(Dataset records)
• • • • •

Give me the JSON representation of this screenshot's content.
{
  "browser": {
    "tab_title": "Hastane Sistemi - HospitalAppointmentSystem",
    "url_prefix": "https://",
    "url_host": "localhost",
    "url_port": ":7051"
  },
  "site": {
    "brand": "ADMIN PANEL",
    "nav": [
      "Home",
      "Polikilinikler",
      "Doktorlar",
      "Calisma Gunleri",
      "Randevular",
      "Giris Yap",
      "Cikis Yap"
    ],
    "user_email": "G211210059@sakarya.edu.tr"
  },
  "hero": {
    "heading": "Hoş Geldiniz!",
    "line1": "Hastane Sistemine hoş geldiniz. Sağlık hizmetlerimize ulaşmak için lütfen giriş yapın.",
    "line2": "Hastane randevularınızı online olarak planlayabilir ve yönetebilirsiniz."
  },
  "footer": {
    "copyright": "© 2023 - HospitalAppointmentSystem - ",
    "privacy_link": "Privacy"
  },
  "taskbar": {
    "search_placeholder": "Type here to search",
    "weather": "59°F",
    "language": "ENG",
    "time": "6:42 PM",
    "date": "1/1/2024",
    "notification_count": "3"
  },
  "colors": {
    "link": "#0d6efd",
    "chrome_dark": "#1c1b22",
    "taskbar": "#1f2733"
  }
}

• • • • •

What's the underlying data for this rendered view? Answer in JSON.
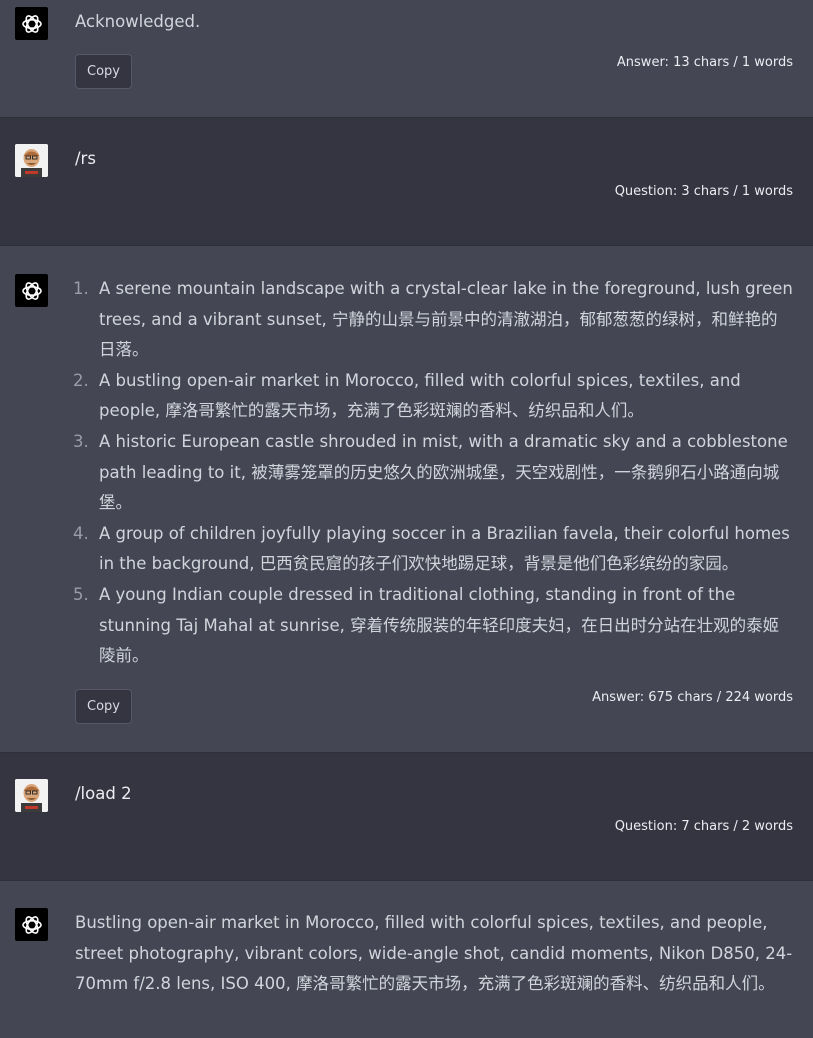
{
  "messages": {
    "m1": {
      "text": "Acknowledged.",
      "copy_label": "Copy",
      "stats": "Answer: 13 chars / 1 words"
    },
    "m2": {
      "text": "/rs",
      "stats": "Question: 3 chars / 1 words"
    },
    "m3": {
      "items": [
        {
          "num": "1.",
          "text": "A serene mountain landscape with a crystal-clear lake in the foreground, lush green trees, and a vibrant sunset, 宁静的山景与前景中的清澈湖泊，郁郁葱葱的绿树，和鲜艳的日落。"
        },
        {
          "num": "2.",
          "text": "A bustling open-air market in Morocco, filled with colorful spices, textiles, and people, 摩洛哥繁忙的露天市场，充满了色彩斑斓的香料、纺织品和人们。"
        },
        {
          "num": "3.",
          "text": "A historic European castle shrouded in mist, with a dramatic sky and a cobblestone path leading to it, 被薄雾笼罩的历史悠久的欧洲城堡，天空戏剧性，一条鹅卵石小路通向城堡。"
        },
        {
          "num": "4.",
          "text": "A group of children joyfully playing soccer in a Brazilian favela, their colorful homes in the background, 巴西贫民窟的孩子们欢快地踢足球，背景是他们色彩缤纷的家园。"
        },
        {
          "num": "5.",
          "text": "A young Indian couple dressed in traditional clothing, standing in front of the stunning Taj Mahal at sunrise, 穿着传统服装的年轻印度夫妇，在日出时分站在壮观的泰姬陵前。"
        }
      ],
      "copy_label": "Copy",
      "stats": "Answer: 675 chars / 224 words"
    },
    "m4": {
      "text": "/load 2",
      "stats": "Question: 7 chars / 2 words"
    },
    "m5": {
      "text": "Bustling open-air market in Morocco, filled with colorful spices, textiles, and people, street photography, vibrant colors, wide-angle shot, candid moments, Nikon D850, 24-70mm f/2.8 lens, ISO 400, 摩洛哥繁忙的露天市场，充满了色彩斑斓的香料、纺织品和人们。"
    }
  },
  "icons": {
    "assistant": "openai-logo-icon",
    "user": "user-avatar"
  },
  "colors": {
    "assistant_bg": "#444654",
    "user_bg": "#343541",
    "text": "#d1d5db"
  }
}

• • • • •

EXERCISE OBJECTIVE
Take each line of the material that contains the word "Question" and list it.

RESPONSE TO THE EXERCISE
      "stats": "Question: 3 chars / 1 words"
      "stats": "Question: 7 chars / 2 words"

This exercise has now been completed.